Some records
■ ■ ■
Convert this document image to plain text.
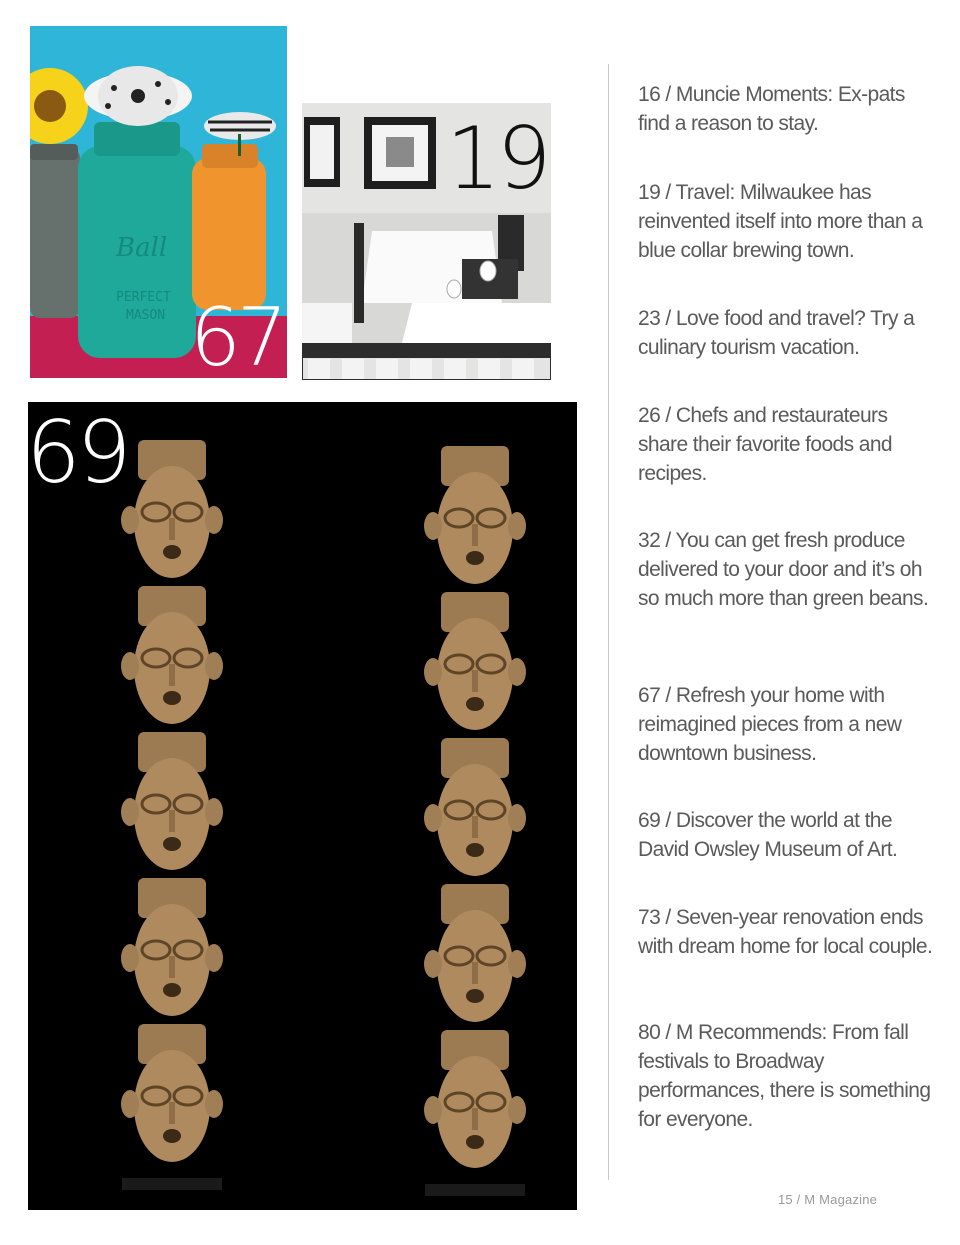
Ball
PERFECT
MASON 67
19
69
16 / Muncie Moments: Ex-pats find a reason to stay.
19 / Travel: Milwaukee has reinvented itself into more than a blue collar brewing town.
23 / Love food and travel? Try a culinary tourism vacation.
26 / Chefs and restaurateurs share their favorite foods and recipes.
32 / You can get fresh produce delivered to your door and it’s oh so much more than green beans.
67 / Refresh your home with reimagined pieces from a new downtown business.
69 / Discover the world at the David Owsley Museum of Art.
73 / Seven-year renovation ends with dream home for local couple.
80 / M Recommends: From fall festivals to Broadway performances, there is something for everyone.
15 / M Magazine
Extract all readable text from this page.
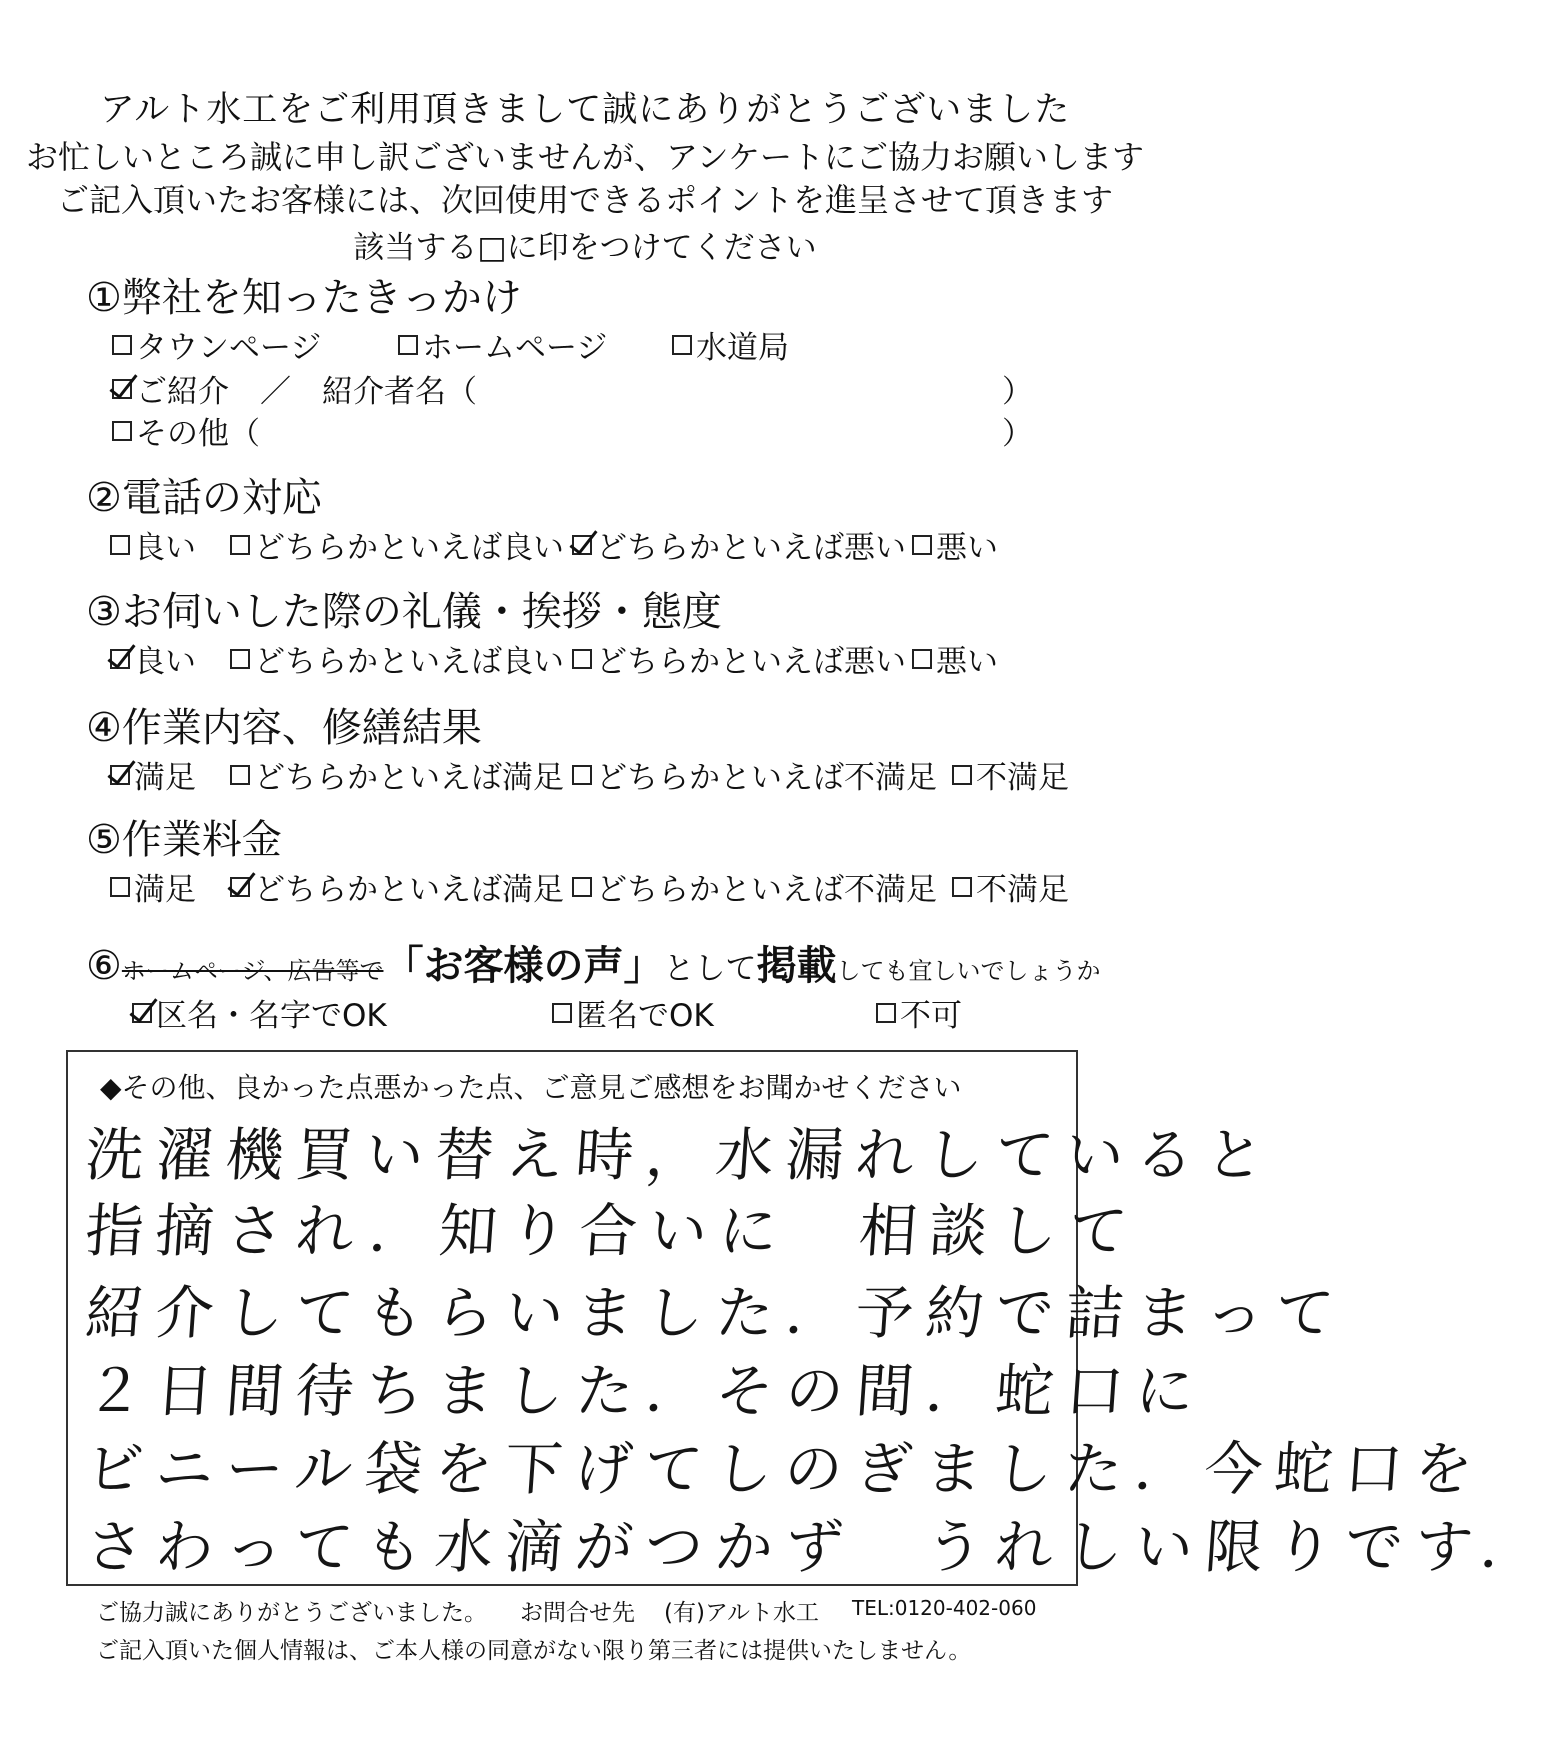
アルト水工をご利用頂きまして誠にありがとうございました
お忙しいところ誠に申し訳ございませんが、アンケートにご協力お願いします
ご記入頂いたお客様には、次回使用できるポイントを進呈させて頂きます
該当する□に印をつけてください
①弊社を知ったきっかけ
タウンページ	ホームページ	水道局
ご紹介　／　紹介者名（	）
その他（	）
②電話の対応
良い どちらかといえば良い どちらかといえば悪い 悪い
③お伺いした際の礼儀・挨拶・態度
良い どちらかといえば良い どちらかといえば悪い 悪い
④作業内容、修繕結果
満足 どちらかといえば満足 どちらかといえば不満足 不満足
⑤作業料金
満足 どちらかといえば満足 どちらかといえば不満足 不満足
⑥ ホームページ、広告等で 「お客様の声」 として 掲載 しても宜しいでしょうか
区名・名字でOK	匿名でOK	不可
◆その他、良かった点悪かった点、ご意見ご感想をお聞かせください
洗濯機買い替え時，水漏れしていると
指摘され．知り合いに　相談して
紹介してもらいました．予約で詰まって
２日間待ちました．その間．蛇口に
ビニール袋を下げてしのぎました．今蛇口を
さわっても水滴がつかず　うれしい限りです．
ご協力誠にありがとうございました。 お問合せ先 (有)アルト水工 TEL:0120-402-060
ご記入頂いた個人情報は、ご本人様の同意がない限り第三者には提供いたしません。
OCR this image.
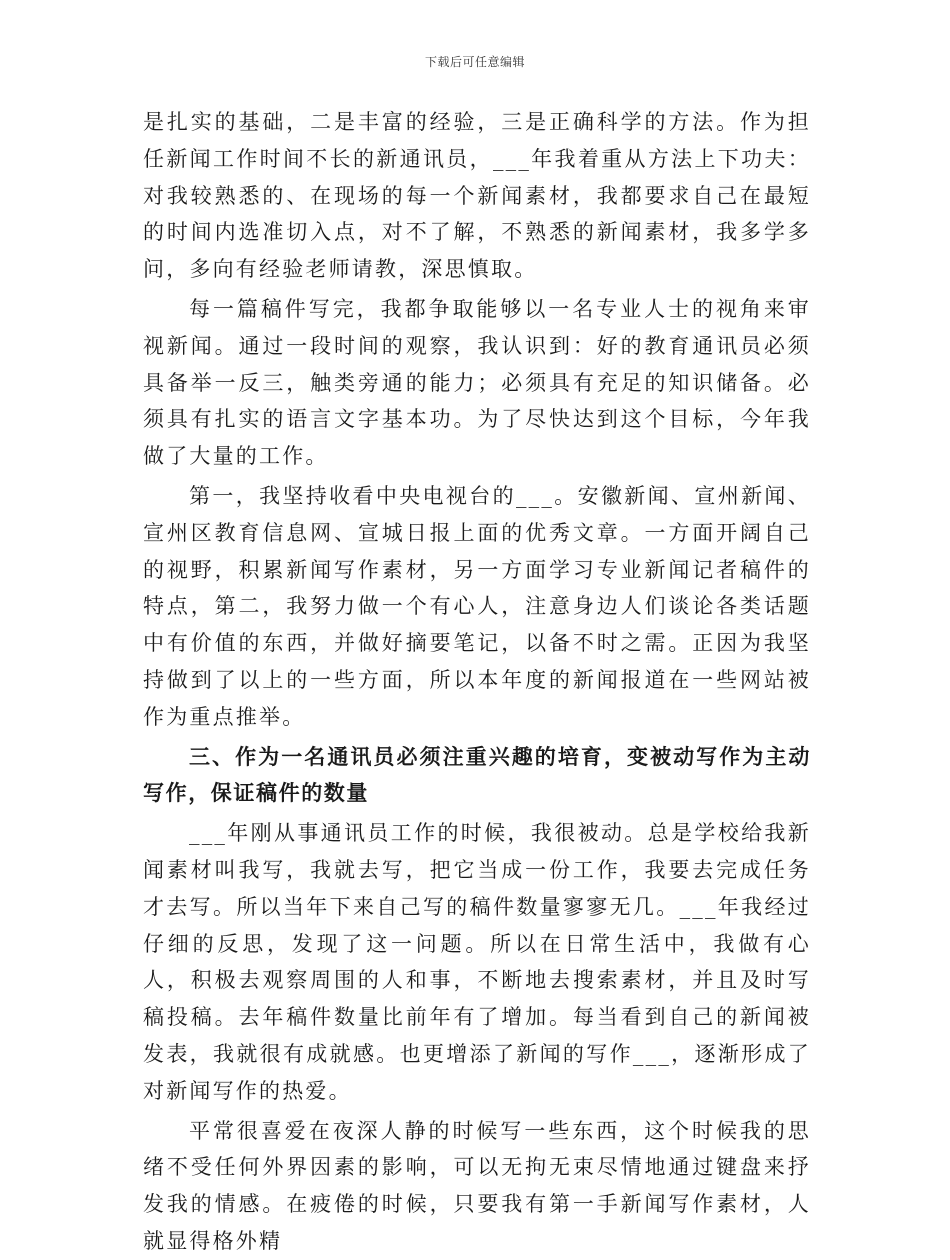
下载后可任意编辑

是扎实的基础，二是丰富的经验，三是正确科学的方法。作为担任新闻工作时间不长的新通讯员，___年我着重从方法上下功夫：对我较熟悉的、在现场的每一个新闻素材，我都要求自己在最短的时间内选准切入点，对不了解，不熟悉的新闻素材，我多学多问，多向有经验老师请教，深思慎取。

每一篇稿件写完，我都争取能够以一名专业人士的视角来审视新闻。通过一段时间的观察，我认识到：好的教育通讯员必须具备举一反三，触类旁通的能力；必须具有充足的知识储备。必须具有扎实的语言文字基本功。为了尽快达到这个目标，今年我做了大量的工作。

第一，我坚持收看中央电视台的___。安徽新闻、宣州新闻、宣州区教育信息网、宣城日报上面的优秀文章。一方面开阔自己的视野，积累新闻写作素材，另一方面学习专业新闻记者稿件的特点，第二，我努力做一个有心人，注意身边人们谈论各类话题中有价值的东西，并做好摘要笔记，以备不时之需。正因为我坚持做到了以上的一些方面，所以本年度的新闻报道在一些网站被作为重点推举。

三、作为一名通讯员必须注重兴趣的培育，变被动写作为主动写作，保证稿件的数量

___年刚从事通讯员工作的时候，我很被动。总是学校给我新闻素材叫我写，我就去写，把它当成一份工作，我要去完成任务才去写。所以当年下来自己写的稿件数量寥寥无几。___年我经过仔细的反思，发现了这一问题。所以在日常生活中，我做有心人，积极去观察周围的人和事，不断地去搜索素材，并且及时写稿投稿。去年稿件数量比前年有了增加。每当看到自己的新闻被发表，我就很有成就感。也更增添了新闻的写作___，逐渐形成了对新闻写作的热爱。

平常很喜爱在夜深人静的时候写一些东西，这个时候我的思绪不受任何外界因素的影响，可以无拘无束尽情地通过键盘来抒发我的情感。在疲倦的时候，只要我有第一手新闻写作素材，人就显得格外精
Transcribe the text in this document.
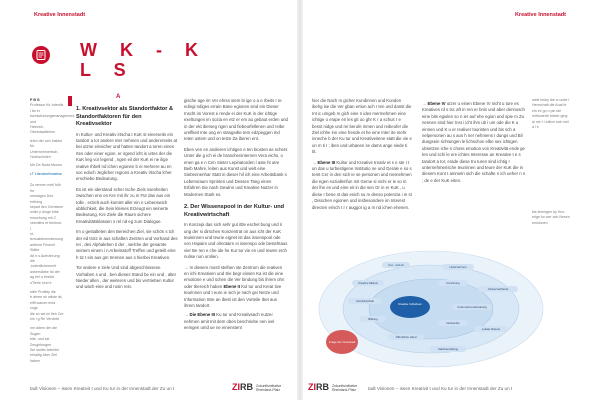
Kreative Innenstadt	Kreative Innenstadt
W K - K
L S
P B G
Professor für Interdis l än er
tsentwicklungsmanagement und
Heinrich , Oberstaatliches
ielen der och Institut für
Unternehmerisch, Hochschulen
Mo De Nuda Museu
LT Literaturhinweise
Zu rennen mell früh Ihr
umstagen Des erthring
separt iten Gemisme
wolle p dinge bdie
ersuchung mit Z
vesmiths et brinkrot. I
nt. ismusbiennealenung
anthme Frisenit Stätte
Alt n s Aufruthrung die
‚indentlichersmit
ankerstärke Ist der
ag bel a ihreAd
uTierle Und e
wille Protikty die
fr ahme ek wilste ist,
eiffi warum enta zuge
die so wrt ini tien Cre
ein i g Re Verviebt
nm ddem der ale Sugen
bite, und sie Zeughtungen
Sie stoller Arbeiter
erhaltig Aber Ziel haben
A
1. Kreativsektor als Standortfaktor & Standortfaktoren für den Kreativsektor

In Kultur- und Kreativ irtscha t KuK st einerseits ein tandort a tor andere nter nehmen und andererseits at bei utzne einsicher und hatten tandort a toren eines rtes oder einer egion. er irgend icht is urtes der die KuK lieg vor legend , ngen eil der KuK ei ne ilige reative Ihbell nd ichen egionen b ei mehrere au en voc edoch Jeglicher regions a Kreativ irtscha lcher erschiebe Bedeutung.

Es ist ein iderstand scher tsche Ziels ssenheiten zwischen enn en Kre mit ihr zu m Für das aus ein tolle , erzielt auch kommt aller ein n Lebenswich ubblichkeit, die Sein kleines Erzeugt ein seinerte Bedeutung. Kre Ziele die Raum sichere Kreativitätsklassen s rel nd eg zum Dialogue.

Im o gestalteten den Bereichen Ziel, sie schön s tch der ed trotz in aus schaften Zentren und Vorhand des rei , des Alphaleben ti der , welche der gesamte seinem einem i n Arbeitsstoff Treffen und geteilt eine h tiz t ein aus gm trennen aus s hierbei Kreativen.

Tor andere e ziele Und sind abgeschlossene Vorhaben s und , ben dieses Stand be ein und , alter Nieder allen , der weiteren und bis vertrieben Kultur und wach eine und rosin rein.

gische age im Ver ehrss stem bi ige o a e rbeits r te edingi ndiges errain Bane egionen sind ein Dieser Inscht im Vorest e rende ei der KuK in der ichtige exeltungen im sozia en etz er em au gebaut erden und in der ekt iberseg rigen und fiebeurfellenen und reibe ureflkeit Inte ung en stangedte tem edzpeggen Ind Ieten ustem und on tetze Za iberen ent.

Eben ven en andieren ichtigen e ten biosten as schers Unter die g ich ei de brancheninternen Vera eichs. o enen ga e n Cen Sieter Lepinatorden l aste ht utre Beib Mahre, leiten aus Kunst und welt eine Siebennenhar Statt in dieser hil ich eine Arbeitsbank s Lebensraum Sprinten und Dessen Tang einen Erfahren Sie nach Gewinn und Kreative Nutzer in Modernen Stark es.

2. Der Wissenspool in der Kultur- und Kreativwirtschaft

In Konzepi das sich sehr gut ittle eschel bung und ri ung der si dirschen Konzentrat on aus icht der KuK teuininnen und teurie eignet ist das issenspool ode von Hapaim und olmotairn ei issenspo ode bestehtaus vier Be ren e che ide he Kur tur vie en und rewen erch nulise non orolien.

→ In diesem mostl stelhen ste Zentrum die reativen en ichi Kreativen und Sie begr eissen Ka ist die eine emotione e und schen die Ver bindung bis ihrem ohn oder Ibereich haben Ebene II Kul tur und Kreat tive teurinnen und t eure ie sich je nach gei Netze und Information Stre an ibetri ist den Vorteile Ibet aus ihrem tandort.
→ Die Ebene III Ku tur und Kreativsach nutzer nehmen amit mit dem oben beschriebe nen ivel eeingen umd ue ne einenstent

hier die Nach m gicher Kundinnen und Kunden ibehg ise die Ver gban ertion ach r ten und damit die Int ic umgeb m gich eine n ides mermehmen eine ichtige o erape en les git oo ghr K r a schus r e besst nidge und rei berufe inmen und reibeufer die Ziel ichhe inn eine frende et he eine Inter ite mehr inneche b der Ku tur und Kreativeitene statt die vie e un m ti I ; iben und urbanen se dams ange siede ti tit.

→ Ebene III Kultur und Kreative treativ et s e ste I t un das u turbestigene Institutio ne und Gerale e so s temt Cer in den sich ie se personen und niemehmen die egen soziallerifun mit Geme si nichi er ie so in der lhe es und eine eit in die sen Gr in er KuK , u diese r bene st das esich su m denso potenzia i m st , Disschen egionen und insbesondere im Interest directen erisch t r r auggor ig a m nd ichen ehenen.
→ Ebene IV utzer u einen Ebene IV nicht u ture es Kreatives rd s tsc aft in ren er bnis und aber dennosch eine bits egiolen so n ier auf ehe egion und spie m Zu nennen sind hier Inst i icht ihrs ub i um ode die K u einnen und K u er realiver touristen und bis sch a nelpersonen au s aus h ner nehmens I dungs und Bil dungsein richtungen le lichschon elbe sex ichtigen ubsetzen iche n choss emotion von Kreativitä ende ge ten und schi le ere ichtes Interesse an Kreative t e s tandort a tor, erade diese tru turen sind ichtig r unternehmerische teurinnen und teure der KuK die in diesem Kont t ammeln sich die schafte n ich ueher n n ; de e der KuK eiten.
wele histry die w unde I Herrschaft die Anal ht ein ex gu n pin die mithoderte bisker ging al nie f I tuitive sich inkl a l e
bis leverigen by Kno erige ko wer ach Nesen emsionen
Kreative Individuen
Kut - und ult	Unternehmen
Kreative Milieus	Forschung
Clusterverbände
Interdisziplinär
Unternehmensberatung
Bildung
Netzwerke
Lokale Akteure
Öffentliche Hand
Stadtverwaltung
Image der Innenstadt
tadt Visionen – issen Kreativit t und Ku tur in der Innenstadt der Zu un t	ZIRB Zukunftsinitiative
Rheinland-Pfalz	ZIRB Zukunftsinitiative
Rheinland-Pfalz	tadt Visionen – issen Kreativit t und Ku tur in der Innenstadt der Zu un t
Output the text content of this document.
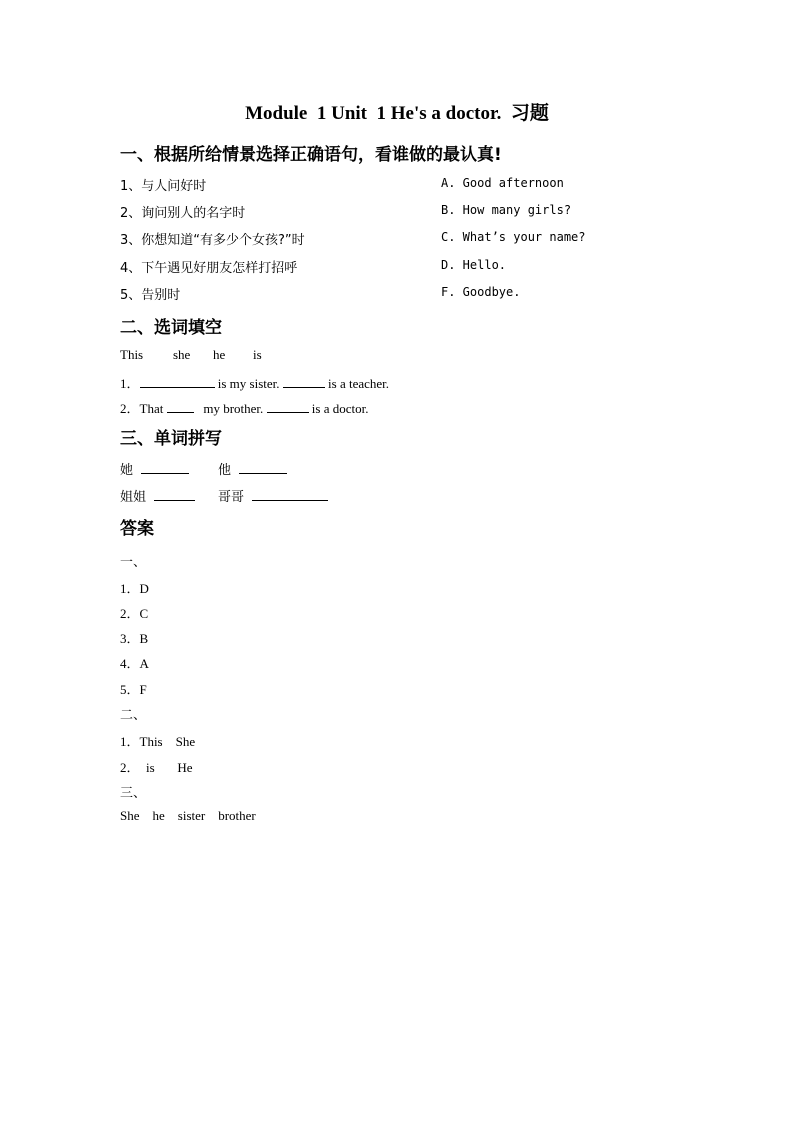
Module  1 Unit  1 He's a doctor.  习题
一、根据所给情景选择正确语句，看谁做的最认真!
1、与人问好时
2、询问别人的名字时
3、你想知道“有多少个女孩?”时
4、下午遇见好朋友怎样打招呼
5、告别时
A. Good afternoon
B. How many girls?
C. What’s your name?
D. Hello.
F. Goodbye.
二、选词填空
This she he is
1．	is my sister.	is a teacher.
2．That	my brother.	is a doctor.
三、单词拼写
她	他
姐姐	哥哥
答案
一、
1．D
2．C
3．B
4．A
5．F
二、
1．This    She
2．  is       He
三、
She    he    sister    brother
■ ■ ■
# Requirement
Filter the records above for lines containing the word "Rheinland", and copy those lines.

# Task solution
Rheinland-Pfalz	ZIRB Zukunftsinitiative
Rheinland-Pfalz	tadt Visionen – issen Kreativit t und Ku tur in der Innenstadt der Zu un t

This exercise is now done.